(Records)

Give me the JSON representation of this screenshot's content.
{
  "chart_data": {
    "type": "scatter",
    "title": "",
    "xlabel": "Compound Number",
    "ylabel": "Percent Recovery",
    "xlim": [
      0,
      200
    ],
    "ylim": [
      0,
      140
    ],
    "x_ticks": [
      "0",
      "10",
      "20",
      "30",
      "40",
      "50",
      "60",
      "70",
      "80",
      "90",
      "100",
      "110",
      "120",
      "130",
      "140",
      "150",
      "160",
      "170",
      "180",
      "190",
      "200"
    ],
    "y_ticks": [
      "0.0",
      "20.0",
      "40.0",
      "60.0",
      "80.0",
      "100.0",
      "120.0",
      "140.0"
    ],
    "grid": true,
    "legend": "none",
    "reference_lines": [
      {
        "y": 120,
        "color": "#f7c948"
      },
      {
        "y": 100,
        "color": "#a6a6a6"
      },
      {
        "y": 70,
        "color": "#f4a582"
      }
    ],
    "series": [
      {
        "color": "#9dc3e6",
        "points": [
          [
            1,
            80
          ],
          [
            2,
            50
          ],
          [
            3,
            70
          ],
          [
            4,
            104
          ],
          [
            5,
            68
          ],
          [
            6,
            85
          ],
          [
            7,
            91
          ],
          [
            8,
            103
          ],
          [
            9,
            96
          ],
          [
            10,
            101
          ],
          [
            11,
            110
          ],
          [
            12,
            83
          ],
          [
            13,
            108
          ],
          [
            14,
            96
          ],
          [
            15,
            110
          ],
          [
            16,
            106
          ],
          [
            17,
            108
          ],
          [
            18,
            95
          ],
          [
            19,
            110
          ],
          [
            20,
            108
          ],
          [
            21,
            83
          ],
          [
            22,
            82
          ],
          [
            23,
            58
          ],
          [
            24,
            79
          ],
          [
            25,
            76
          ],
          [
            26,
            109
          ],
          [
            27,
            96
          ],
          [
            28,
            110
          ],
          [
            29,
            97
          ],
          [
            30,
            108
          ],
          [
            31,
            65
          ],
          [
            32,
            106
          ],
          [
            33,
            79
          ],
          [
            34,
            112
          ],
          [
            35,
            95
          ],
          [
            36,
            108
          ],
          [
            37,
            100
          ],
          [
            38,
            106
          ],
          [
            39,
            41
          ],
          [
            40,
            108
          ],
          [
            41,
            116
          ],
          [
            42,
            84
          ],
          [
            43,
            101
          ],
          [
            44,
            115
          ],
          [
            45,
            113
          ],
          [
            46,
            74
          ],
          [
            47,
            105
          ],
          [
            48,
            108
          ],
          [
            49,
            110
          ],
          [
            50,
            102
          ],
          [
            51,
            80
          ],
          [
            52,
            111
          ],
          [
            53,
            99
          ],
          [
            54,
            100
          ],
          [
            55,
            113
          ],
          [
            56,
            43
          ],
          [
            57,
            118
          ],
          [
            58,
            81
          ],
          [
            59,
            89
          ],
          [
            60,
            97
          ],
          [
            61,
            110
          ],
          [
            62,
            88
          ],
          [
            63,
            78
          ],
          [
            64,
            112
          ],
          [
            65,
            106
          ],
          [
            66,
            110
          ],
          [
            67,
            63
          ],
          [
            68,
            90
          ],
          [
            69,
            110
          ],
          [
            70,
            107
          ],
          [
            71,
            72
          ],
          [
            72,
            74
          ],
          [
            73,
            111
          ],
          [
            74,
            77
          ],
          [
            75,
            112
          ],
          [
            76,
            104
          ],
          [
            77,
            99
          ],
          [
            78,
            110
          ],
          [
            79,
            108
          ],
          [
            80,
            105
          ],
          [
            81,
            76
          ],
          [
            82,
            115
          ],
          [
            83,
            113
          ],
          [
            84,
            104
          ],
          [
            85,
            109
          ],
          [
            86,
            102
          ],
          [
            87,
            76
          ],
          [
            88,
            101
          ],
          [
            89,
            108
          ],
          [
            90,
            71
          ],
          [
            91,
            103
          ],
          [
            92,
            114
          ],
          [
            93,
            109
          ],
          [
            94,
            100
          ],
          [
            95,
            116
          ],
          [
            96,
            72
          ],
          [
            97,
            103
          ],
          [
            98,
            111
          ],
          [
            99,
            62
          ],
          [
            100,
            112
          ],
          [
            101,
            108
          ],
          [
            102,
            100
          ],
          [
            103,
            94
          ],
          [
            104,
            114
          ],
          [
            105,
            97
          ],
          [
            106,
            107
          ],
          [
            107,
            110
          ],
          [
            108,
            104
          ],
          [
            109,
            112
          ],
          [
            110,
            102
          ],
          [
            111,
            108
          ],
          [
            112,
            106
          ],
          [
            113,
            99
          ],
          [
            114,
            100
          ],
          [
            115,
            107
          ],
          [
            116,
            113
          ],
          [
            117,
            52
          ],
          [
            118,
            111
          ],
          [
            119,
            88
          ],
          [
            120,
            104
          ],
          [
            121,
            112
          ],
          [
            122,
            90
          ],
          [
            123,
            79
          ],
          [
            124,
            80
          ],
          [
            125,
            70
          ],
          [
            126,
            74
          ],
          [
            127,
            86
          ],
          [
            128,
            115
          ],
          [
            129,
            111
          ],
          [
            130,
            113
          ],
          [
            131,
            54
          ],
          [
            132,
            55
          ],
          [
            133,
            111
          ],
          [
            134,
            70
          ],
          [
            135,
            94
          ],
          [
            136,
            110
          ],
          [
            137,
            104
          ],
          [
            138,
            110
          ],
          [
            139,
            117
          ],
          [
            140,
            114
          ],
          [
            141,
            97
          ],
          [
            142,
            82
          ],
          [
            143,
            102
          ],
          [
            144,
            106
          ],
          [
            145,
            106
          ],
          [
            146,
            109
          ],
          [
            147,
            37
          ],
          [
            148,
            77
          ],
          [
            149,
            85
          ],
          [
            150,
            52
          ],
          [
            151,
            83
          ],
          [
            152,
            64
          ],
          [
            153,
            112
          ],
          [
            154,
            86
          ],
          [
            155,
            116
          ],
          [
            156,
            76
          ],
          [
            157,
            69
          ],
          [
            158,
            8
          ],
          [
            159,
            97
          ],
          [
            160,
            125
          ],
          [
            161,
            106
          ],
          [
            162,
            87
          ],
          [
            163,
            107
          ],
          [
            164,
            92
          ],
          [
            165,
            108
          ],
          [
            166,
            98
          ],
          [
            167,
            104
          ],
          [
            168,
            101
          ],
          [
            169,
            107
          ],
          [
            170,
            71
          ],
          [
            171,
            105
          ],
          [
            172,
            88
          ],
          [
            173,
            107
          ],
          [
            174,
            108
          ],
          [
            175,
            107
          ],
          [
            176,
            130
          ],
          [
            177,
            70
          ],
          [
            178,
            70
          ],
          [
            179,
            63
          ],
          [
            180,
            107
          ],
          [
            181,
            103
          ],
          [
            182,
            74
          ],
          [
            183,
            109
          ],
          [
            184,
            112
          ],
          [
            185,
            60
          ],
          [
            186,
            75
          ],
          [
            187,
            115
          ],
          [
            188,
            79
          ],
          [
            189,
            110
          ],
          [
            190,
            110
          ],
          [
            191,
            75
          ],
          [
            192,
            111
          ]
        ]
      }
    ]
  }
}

**Challenge**.
Set down every line of the listing above again, exactly as given.

**Reply**.
Give me the JSON representation of this screenshot's content.
{
  "chart_data": {
    "type": "scatter",
    "title": "",
    "xlabel": "Compound Number",
    "ylabel": "Percent Recovery",
    "xlim": [
      0,
      200
    ],
    "ylim": [
      0,
      140
    ],
    "x_ticks": [
      "0",
      "10",
      "20",
      "30",
      "40",
      "50",
      "60",
      "70",
      "80",
      "90",
      "100",
      "110",
      "120",
      "130",
      "140",
      "150",
      "160",
      "170",
      "180",
      "190",
      "200"
    ],
    "y_ticks": [
      "0.0",
      "20.0",
      "40.0",
      "60.0",
      "80.0",
      "100.0",
      "120.0",
      "140.0"
    ],
    "grid": true,
    "legend": "none",
    "reference_lines": [
      {
        "y": 120,
        "color": "#f7c948"
      },
      {
        "y": 100,
        "color": "#a6a6a6"
      },
      {
        "y": 70,
        "color": "#f4a582"
      }
    ],
    "series": [
      {
        "color": "#9dc3e6",
        "points": [
          [
            1,
            80
          ],
          [
            2,
            50
          ],
          [
            3,
            70
          ],
          [
            4,
            104
          ],
          [
            5,
            68
          ],
          [
            6,
            85
          ],
          [
            7,
            91
          ],
          [
            8,
            103
          ],
          [
            9,
            96
          ],
          [
            10,
            101
          ],
          [
            11,
            110
          ],
          [
            12,
            83
          ],
          [
            13,
            108
          ],
          [
            14,
            96
          ],
          [
            15,
            110
          ],
          [
            16,
            106
          ],
          [
            17,
            108
          ],
          [
            18,
            95
          ],
          [
            19,
            110
          ],
          [
            20,
            108
          ],
          [
            21,
            83
          ],
          [
            22,
            82
          ],
          [
            23,
            58
          ],
          [
            24,
            79
          ],
          [
            25,
            76
          ],
          [
            26,
            109
          ],
          [
            27,
            96
          ],
          [
            28,
            110
          ],
          [
            29,
            97
          ],
          [
            30,
            108
          ],
          [
            31,
            65
          ],
          [
            32,
            106
          ],
          [
            33,
            79
          ],
          [
            34,
            112
          ],
          [
            35,
            95
          ],
          [
            36,
            108
          ],
          [
            37,
            100
          ],
          [
            38,
            106
          ],
          [
            39,
            41
          ],
          [
            40,
            108
          ],
          [
            41,
            116
          ],
          [
            42,
            84
          ],
          [
            43,
            101
          ],
          [
            44,
            115
          ],
          [
            45,
            113
          ],
          [
            46,
            74
          ],
          [
            47,
            105
          ],
          [
            48,
            108
          ],
          [
            49,
            110
          ],
          [
            50,
            102
          ],
          [
            51,
            80
          ],
          [
            52,
            111
          ],
          [
            53,
            99
          ],
          [
            54,
            100
          ],
          [
            55,
            113
          ],
          [
            56,
            43
          ],
          [
            57,
            118
          ],
          [
            58,
            81
          ],
          [
            59,
            89
          ],
          [
            60,
            97
          ],
          [
            61,
            110
          ],
          [
            62,
            88
          ],
          [
            63,
            78
          ],
          [
            64,
            112
          ],
          [
            65,
            106
          ],
          [
            66,
            110
          ],
          [
            67,
            63
          ],
          [
            68,
            90
          ],
          [
            69,
            110
          ],
          [
            70,
            107
          ],
          [
            71,
            72
          ],
          [
            72,
            74
          ],
          [
            73,
            111
          ],
          [
            74,
            77
          ],
          [
            75,
            112
          ],
          [
            76,
            104
          ],
          [
            77,
            99
          ],
          [
            78,
            110
          ],
          [
            79,
            108
          ],
          [
            80,
            105
          ],
          [
            81,
            76
          ],
          [
            82,
            115
          ],
          [
            83,
            113
          ],
          [
            84,
            104
          ],
          [
            85,
            109
          ],
          [
            86,
            102
          ],
          [
            87,
            76
          ],
          [
            88,
            101
          ],
          [
            89,
            108
          ],
          [
            90,
            71
          ],
          [
            91,
            103
          ],
          [
            92,
            114
          ],
          [
            93,
            109
          ],
          [
            94,
            100
          ],
          [
            95,
            116
          ],
          [
            96,
            72
          ],
          [
            97,
            103
          ],
          [
            98,
            111
          ],
          [
            99,
            62
          ],
          [
            100,
            112
          ],
          [
            101,
            108
          ],
          [
            102,
            100
          ],
          [
            103,
            94
          ],
          [
            104,
            114
          ],
          [
            105,
            97
          ],
          [
            106,
            107
          ],
          [
            107,
            110
          ],
          [
            108,
            104
          ],
          [
            109,
            112
          ],
          [
            110,
            102
          ],
          [
            111,
            108
          ],
          [
            112,
            106
          ],
          [
            113,
            99
          ],
          [
            114,
            100
          ],
          [
            115,
            107
          ],
          [
            116,
            113
          ],
          [
            117,
            52
          ],
          [
            118,
            111
          ],
          [
            119,
            88
          ],
          [
            120,
            104
          ],
          [
            121,
            112
          ],
          [
            122,
            90
          ],
          [
            123,
            79
          ],
          [
            124,
            80
          ],
          [
            125,
            70
          ],
          [
            126,
            74
          ],
          [
            127,
            86
          ],
          [
            128,
            115
          ],
          [
            129,
            111
          ],
          [
            130,
            113
          ],
          [
            131,
            54
          ],
          [
            132,
            55
          ],
          [
            133,
            111
          ],
          [
            134,
            70
          ],
          [
            135,
            94
          ],
          [
            136,
            110
          ],
          [
            137,
            104
          ],
          [
            138,
            110
          ],
          [
            139,
            117
          ],
          [
            140,
            114
          ],
          [
            141,
            97
          ],
          [
            142,
            82
          ],
          [
            143,
            102
          ],
          [
            144,
            106
          ],
          [
            145,
            106
          ],
          [
            146,
            109
          ],
          [
            147,
            37
          ],
          [
            148,
            77
          ],
          [
            149,
            85
          ],
          [
            150,
            52
          ],
          [
            151,
            83
          ],
          [
            152,
            64
          ],
          [
            153,
            112
          ],
          [
            154,
            86
          ],
          [
            155,
            116
          ],
          [
            156,
            76
          ],
          [
            157,
            69
          ],
          [
            158,
            8
          ],
          [
            159,
            97
          ],
          [
            160,
            125
          ],
          [
            161,
            106
          ],
          [
            162,
            87
          ],
          [
            163,
            107
          ],
          [
            164,
            92
          ],
          [
            165,
            108
          ],
          [
            166,
            98
          ],
          [
            167,
            104
          ],
          [
            168,
            101
          ],
          [
            169,
            107
          ],
          [
            170,
            71
          ],
          [
            171,
            105
          ],
          [
            172,
            88
          ],
          [
            173,
            107
          ],
          [
            174,
            108
          ],
          [
            175,
            107
          ],
          [
            176,
            130
          ],
          [
            177,
            70
          ],
          [
            178,
            70
          ],
          [
            179,
            63
          ],
          [
            180,
            107
          ],
          [
            181,
            103
          ],
          [
            182,
            74
          ],
          [
            183,
            109
          ],
          [
            184,
            112
          ],
          [
            185,
            60
          ],
          [
            186,
            75
          ],
          [
            187,
            115
          ],
          [
            188,
            79
          ],
          [
            189,
            110
          ],
          [
            190,
            110
          ],
          [
            191,
            75
          ],
          [
            192,
            111
          ]
        ]
      }
    ]
  }
}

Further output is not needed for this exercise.